Copy the lines below with "screenshot" changed to "chart" and everything else unchanged. Leave the pictures out.

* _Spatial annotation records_
• • • • •

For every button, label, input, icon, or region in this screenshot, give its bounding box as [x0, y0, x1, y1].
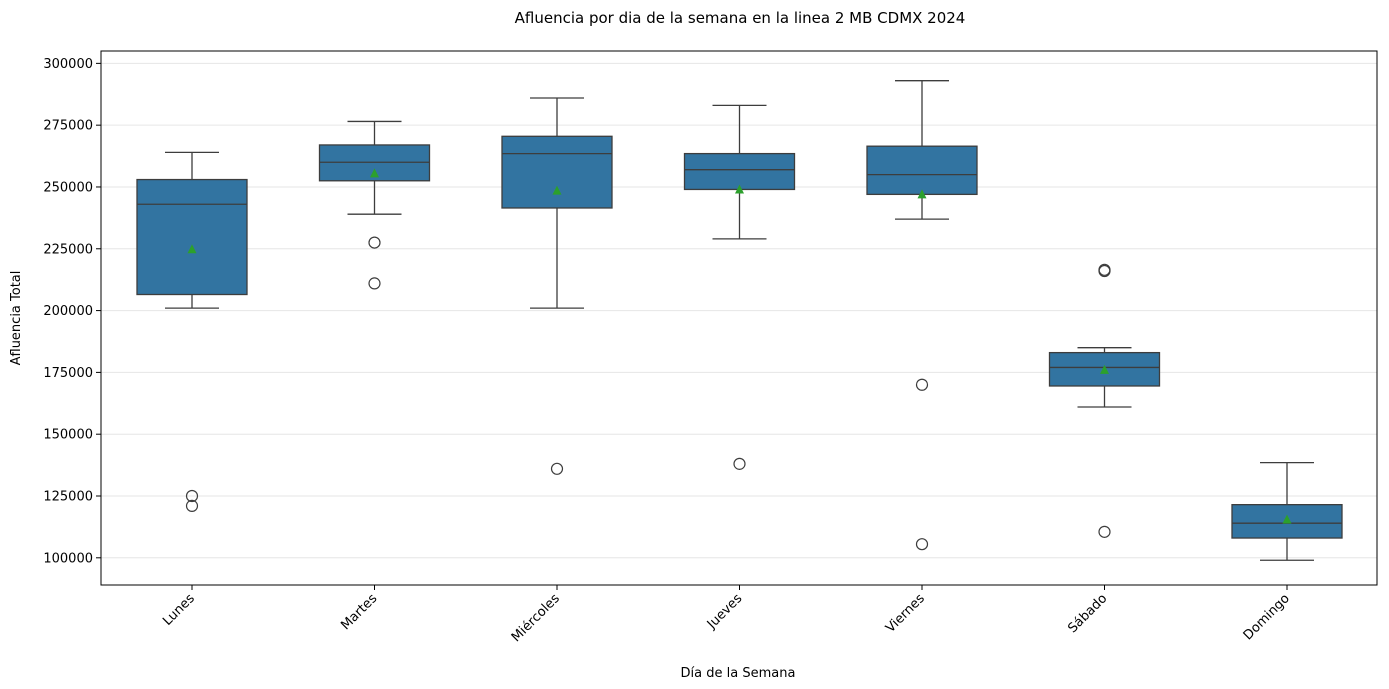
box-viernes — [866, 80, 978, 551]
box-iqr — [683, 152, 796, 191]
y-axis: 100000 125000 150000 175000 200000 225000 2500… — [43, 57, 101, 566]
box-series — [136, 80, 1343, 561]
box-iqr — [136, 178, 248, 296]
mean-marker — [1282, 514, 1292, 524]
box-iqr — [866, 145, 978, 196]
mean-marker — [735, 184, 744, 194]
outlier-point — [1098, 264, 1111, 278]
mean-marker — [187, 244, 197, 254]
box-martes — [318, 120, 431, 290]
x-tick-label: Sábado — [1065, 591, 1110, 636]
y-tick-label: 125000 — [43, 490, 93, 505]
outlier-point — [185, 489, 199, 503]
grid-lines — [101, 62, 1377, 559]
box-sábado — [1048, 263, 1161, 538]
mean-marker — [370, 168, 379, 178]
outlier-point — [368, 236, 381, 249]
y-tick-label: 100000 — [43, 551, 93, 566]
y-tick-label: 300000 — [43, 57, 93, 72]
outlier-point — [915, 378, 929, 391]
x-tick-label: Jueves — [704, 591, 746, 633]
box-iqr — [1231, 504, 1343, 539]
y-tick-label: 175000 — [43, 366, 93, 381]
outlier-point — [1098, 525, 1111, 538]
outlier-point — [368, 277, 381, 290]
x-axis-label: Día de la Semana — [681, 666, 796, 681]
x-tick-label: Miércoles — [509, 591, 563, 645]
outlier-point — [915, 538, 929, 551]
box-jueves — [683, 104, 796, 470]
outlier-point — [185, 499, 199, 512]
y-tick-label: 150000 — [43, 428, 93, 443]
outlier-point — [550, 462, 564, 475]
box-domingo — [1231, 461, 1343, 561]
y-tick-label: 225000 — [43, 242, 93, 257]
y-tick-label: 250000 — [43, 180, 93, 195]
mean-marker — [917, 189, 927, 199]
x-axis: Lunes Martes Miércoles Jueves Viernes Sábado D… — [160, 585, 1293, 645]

• • • • •

* _Result for this task_
For every button, label, input, icon, or region in this chart, give its bounding box as [x0, y0, x1, y1].
box-viernes — [866, 80, 978, 551]
box-iqr — [683, 152, 796, 191]
y-axis: 100000 125000 150000 175000 200000 225000 2500… — [43, 57, 101, 566]
box-series — [136, 80, 1343, 561]
box-iqr — [136, 178, 248, 296]
mean-marker — [1282, 514, 1292, 524]
box-iqr — [866, 145, 978, 196]
mean-marker — [735, 184, 744, 194]
outlier-point — [1098, 264, 1111, 278]
mean-marker — [187, 244, 197, 254]
box-martes — [318, 120, 431, 290]
x-tick-label: Sábado — [1065, 591, 1110, 636]
y-tick-label: 125000 — [43, 490, 93, 505]
outlier-point — [185, 489, 199, 503]
grid-lines — [101, 62, 1377, 559]
box-sábado — [1048, 263, 1161, 538]
mean-marker — [370, 168, 379, 178]
outlier-point — [368, 236, 381, 249]
y-tick-label: 100000 — [43, 551, 93, 566]
y-tick-label: 300000 — [43, 57, 93, 72]
outlier-point — [915, 378, 929, 391]
x-tick-label: Jueves — [704, 591, 746, 633]
box-iqr — [1231, 504, 1343, 539]
y-tick-label: 175000 — [43, 366, 93, 381]
outlier-point — [1098, 525, 1111, 538]
outlier-point — [368, 277, 381, 290]
x-axis-label: Día de la Semana — [681, 666, 796, 681]
x-tick-label: Miércoles — [509, 591, 563, 645]
outlier-point — [915, 538, 929, 551]
box-jueves — [683, 104, 796, 470]
outlier-point — [185, 499, 199, 512]
y-tick-label: 150000 — [43, 428, 93, 443]
outlier-point — [550, 462, 564, 475]
box-domingo — [1231, 461, 1343, 561]
y-tick-label: 225000 — [43, 242, 93, 257]
y-tick-label: 250000 — [43, 180, 93, 195]
mean-marker — [917, 189, 927, 199]
x-axis: Lunes Martes Miércoles Jueves Viernes Sábado D… — [160, 585, 1293, 645]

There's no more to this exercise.